(Task):
Take each line that has the word "إيطاليا" and return it.

(Material for the task):
○ ○ ○ ○ ○
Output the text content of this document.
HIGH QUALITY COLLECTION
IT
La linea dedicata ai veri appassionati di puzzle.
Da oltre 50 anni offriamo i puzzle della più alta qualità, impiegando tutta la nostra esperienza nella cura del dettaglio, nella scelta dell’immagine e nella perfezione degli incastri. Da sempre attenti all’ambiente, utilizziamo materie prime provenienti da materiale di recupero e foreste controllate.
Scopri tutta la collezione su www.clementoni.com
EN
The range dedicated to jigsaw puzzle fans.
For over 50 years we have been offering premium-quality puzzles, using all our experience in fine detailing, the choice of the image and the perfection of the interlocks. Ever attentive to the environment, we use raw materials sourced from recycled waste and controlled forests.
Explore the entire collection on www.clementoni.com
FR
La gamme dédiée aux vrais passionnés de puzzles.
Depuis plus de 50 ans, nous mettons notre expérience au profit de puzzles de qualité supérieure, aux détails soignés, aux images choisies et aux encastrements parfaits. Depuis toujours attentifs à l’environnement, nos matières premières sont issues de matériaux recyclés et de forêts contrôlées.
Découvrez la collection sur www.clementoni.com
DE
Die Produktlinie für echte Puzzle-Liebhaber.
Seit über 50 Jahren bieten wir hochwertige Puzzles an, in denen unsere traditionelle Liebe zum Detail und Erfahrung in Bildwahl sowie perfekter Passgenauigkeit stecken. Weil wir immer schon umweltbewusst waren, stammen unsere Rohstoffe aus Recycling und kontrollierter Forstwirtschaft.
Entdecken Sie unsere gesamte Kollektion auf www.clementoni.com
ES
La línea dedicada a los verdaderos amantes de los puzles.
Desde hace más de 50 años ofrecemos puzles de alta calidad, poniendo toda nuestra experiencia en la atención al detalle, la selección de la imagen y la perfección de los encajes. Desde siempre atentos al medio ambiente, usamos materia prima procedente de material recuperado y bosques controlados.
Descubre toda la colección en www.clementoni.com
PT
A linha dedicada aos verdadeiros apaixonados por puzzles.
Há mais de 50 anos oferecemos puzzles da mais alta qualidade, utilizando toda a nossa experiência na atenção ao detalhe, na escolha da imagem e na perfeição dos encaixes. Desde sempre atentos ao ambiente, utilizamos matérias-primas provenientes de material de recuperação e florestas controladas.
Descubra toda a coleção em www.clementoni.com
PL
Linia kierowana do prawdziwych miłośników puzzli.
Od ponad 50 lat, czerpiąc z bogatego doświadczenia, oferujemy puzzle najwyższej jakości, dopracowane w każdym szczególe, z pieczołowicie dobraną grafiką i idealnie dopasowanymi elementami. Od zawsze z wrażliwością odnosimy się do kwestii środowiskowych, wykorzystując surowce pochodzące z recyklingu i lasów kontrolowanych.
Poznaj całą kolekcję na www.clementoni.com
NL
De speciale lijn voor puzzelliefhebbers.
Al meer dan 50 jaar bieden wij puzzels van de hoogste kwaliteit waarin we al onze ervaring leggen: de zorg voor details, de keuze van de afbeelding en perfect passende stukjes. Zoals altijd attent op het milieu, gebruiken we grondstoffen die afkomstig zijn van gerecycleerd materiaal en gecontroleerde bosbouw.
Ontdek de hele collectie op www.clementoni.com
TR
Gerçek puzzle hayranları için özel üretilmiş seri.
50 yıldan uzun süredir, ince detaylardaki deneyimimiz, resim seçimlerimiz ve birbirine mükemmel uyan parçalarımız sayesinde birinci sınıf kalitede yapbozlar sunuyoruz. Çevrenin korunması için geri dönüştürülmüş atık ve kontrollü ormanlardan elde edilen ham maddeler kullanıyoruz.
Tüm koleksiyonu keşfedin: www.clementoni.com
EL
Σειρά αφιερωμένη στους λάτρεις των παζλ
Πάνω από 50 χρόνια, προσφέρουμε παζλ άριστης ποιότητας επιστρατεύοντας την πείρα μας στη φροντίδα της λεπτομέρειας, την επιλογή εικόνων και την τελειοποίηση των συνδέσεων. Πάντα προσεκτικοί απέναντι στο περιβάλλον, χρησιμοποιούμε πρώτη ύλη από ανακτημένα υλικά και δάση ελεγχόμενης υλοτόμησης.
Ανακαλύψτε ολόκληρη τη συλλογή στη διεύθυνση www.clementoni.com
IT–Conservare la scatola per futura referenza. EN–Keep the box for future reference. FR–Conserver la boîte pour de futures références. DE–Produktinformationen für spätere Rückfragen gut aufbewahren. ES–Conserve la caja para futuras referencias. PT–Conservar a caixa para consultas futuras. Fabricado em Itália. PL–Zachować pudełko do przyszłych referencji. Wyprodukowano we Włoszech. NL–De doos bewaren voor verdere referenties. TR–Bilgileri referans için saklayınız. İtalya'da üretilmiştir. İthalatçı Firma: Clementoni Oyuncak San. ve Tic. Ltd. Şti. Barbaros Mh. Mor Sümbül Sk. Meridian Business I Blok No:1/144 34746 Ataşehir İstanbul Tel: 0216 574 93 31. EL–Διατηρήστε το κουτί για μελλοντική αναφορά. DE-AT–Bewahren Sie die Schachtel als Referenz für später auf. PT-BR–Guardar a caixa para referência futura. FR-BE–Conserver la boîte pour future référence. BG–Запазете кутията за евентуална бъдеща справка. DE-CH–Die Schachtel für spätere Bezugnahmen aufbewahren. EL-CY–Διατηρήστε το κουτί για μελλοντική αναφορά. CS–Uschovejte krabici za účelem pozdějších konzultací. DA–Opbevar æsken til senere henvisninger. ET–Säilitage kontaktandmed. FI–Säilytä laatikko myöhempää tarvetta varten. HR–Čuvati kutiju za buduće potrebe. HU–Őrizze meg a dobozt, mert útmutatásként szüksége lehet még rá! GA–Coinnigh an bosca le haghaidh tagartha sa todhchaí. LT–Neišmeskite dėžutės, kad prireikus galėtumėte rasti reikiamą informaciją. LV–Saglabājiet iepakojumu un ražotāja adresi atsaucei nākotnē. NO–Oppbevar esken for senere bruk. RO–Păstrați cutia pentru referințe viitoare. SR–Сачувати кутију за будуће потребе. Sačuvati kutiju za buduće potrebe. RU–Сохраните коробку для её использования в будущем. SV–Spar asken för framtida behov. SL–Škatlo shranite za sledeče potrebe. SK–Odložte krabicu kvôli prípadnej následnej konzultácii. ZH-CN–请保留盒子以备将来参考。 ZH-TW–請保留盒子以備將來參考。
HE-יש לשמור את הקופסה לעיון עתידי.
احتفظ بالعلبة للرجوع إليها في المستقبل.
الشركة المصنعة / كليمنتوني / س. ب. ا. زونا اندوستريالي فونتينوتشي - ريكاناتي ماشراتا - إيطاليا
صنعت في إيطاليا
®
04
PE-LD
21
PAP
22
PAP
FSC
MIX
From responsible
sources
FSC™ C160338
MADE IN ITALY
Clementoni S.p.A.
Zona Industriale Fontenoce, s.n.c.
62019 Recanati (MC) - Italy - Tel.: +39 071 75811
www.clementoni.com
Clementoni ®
○ ○ ○ ○ ○
(Task answer):
الشركة المصنعة / كليمنتوني / س. ب. ا. زونا اندوستريالي فونتينوتشي - ريكاناتي ماشراتا - إيطاليا
صنعت في إيطاليا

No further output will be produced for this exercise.